_What you are asked to do_. Reproduce every entry that follows word for word, but omit the images.

_Stored data_.
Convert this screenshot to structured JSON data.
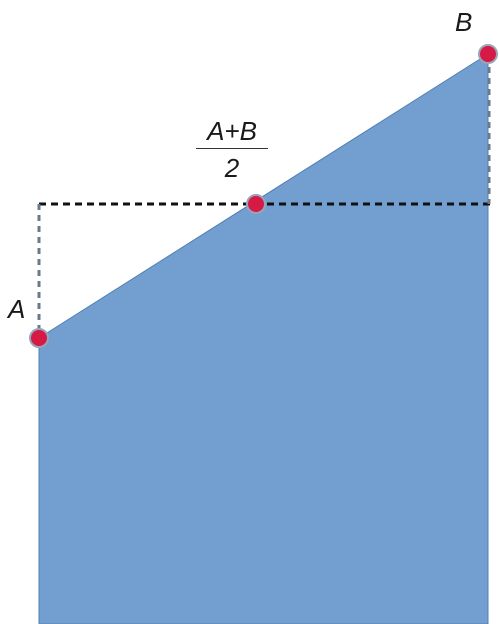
{
  "labels": {
    "point_a": "A",
    "point_b": "B",
    "midpoint_numerator": "A+B",
    "midpoint_denominator": "2"
  },
  "colors": {
    "fill": "#729fcf",
    "fill_stroke": "#4f7fb3",
    "point": "#d61a46",
    "point_stroke": "#9aa4b8",
    "dashed_black": "#111111",
    "dashed_grey": "#6a7a8c"
  },
  "icons": {
    "point_marker": "circle"
  }
}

_Response to the task_.
Convert this screenshot to structured JSON data.
{
  "labels": {
    "point_a": "A",
    "point_b": "B",
    "midpoint_numerator": "A+B",
    "midpoint_denominator": "2"
  },
  "colors": {
    "fill": "#729fcf",
    "fill_stroke": "#4f7fb3",
    "point": "#d61a46",
    "point_stroke": "#9aa4b8",
    "dashed_black": "#111111",
    "dashed_grey": "#6a7a8c"
  },
  "icons": {
    "point_marker": "circle"
  }
}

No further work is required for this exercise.